Skip to content

deployment_arm_benchmarks

GitHub Actions edited this page Jan 2, 2026 · 1 revision

ARM-Specific Benchmark Suite

Stand: 26. Dezember 2025
Version: v1.3.1
Kategorie: 🚀 Deployment


📑 Table of Contents

This document describes the ARM-specific benchmark suite for ThemisDB, designed to measure and optimize performance on ARM architectures including Raspberry Pi.

Overview

The ARM benchmark suite consists of specialized benchmarks that test:

  1. SIMD Performance - ARM NEON vs scalar implementations
  2. Memory Access Patterns - Cache-friendly vs cache-unfriendly access
  3. Vector Operations - Distance calculations and dot products

These benchmarks help identify performance characteristics and optimization opportunities on ARM platforms.

Benchmark Programs

1. bench_arm_simd - SIMD Performance Testing

Purpose: Measures ARM NEON SIMD performance vs scalar implementations.

Tests:

  • L2 Distance - Euclidean distance calculation (with sqrt)
  • L2 Distance Squared - Faster variant without sqrt
  • Dot Product - For cosine similarity calculations
  • Batch Processing - Simulates vector search workload

Dimensions Tested:

  • 64, 192, 320, 448, 576, 704, 832, 960, 1088, 1216, 1344, 1472 (common embedding sizes)

Key Metrics:

  • ops_per_sec - Operations per second
  • dimension - Vector dimensionality
  • vectors_per_sec - Throughput for batch operations

Expected Results (ARM64 with NEON):

  • 2-4x speedup over scalar for L2 distance
  • Additional 5-10% improvement with FMA (ARMv8.2+)

▶ Data section
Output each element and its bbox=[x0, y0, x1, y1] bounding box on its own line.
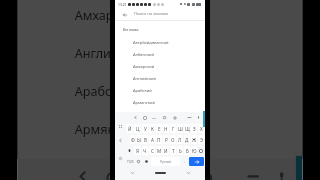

▶ Challenge A
Summarize the ThemisDB ARM benchmark page in two sentences.
▶ Challenge B
Answer these questions from the ThemisDB ARM benchmark page:
(i) What version does the page give?
(ii) Which test is described as a faster variant without sqrt?
(iii) How much additional improvement is expected with FMA, and on which ARM version?
▶ Challenge C
Write the next part of the ThemisDB ARM benchmark page, picking up after its final line.

▶ Expected answer A
The ThemisDB ARM benchmark suite is designed to measure and optimize performance on ARM architectures, including Raspberry Pi, by testing SIMD performance, memory access patterns, and vector operations. Its bench_arm_simd program compares ARM NEON with scalar implementations on L2 distance, squared L2 distance, dot product, and batch processing, and a 2-4x speedup over scalar is expected for L2 distance on ARM64 with NEON.

▶ Expected answer B
(i) v1.3.1
(ii) L2 Distance Squared
(iii) An additional 5-10%, on ARMv8.2+

▶ Expected answer C
  • Higher speedup for larger dimensions

Example Output:

BM_ARM_L2_Distance_SIMD/64        125 us      2.3M ops/s [ARM_NEON]
BM_ARM_L2_Distance_Scalar/64      450 us      0.6M ops/s [Scalar_Reference]
Speedup: 3.6x

2. bench_arm_memory - Memory Access Pattern Testing

Purpose: Measures cache efficiency and memory bandwidth on ARM platforms.

Tests:

  • Sequential Read/Write - Optimal cache-friendly access
  • Random Read/Write - Worst-case cache-unfriendly access
  • Strided Access - Various stride patterns
  • Memory Copy - Bandwidth testing (memcpy vs loop)
  • Cache Line Alignment - Effects of 64-byte alignment

Memory Sizes Tested:

  • 16 KB (L1 cache)
  • 128 KB (L2 cache)
  • 1 MB (L2 boundary)
  • 4 MB (RAM)

Key Metrics:

  • bandwidth_mb_s - Memory bandwidth in MB/s
  • size_kb - Working set size
  • stride - Access pattern stride

Expected Results (Raspberry Pi 4):

  • Sequential: 1-3 GB/s
  • Random: 100-500 MB/s (much slower due to cache misses)
  • L1 hit: <10 cycles
  • L2 hit: ~40 cycles
  • RAM: ~100 cycles

Cache Hierarchy (Raspberry Pi 4):

  • L1: 32 KB per core (data), 48 KB (instruction)
  • L2: 1 MB shared
  • Cache line: 64 bytes

3. bench_simd_distance - Existing SIMD Benchmark

Purpose: Cross-platform SIMD performance (works on x86_64 and ARM).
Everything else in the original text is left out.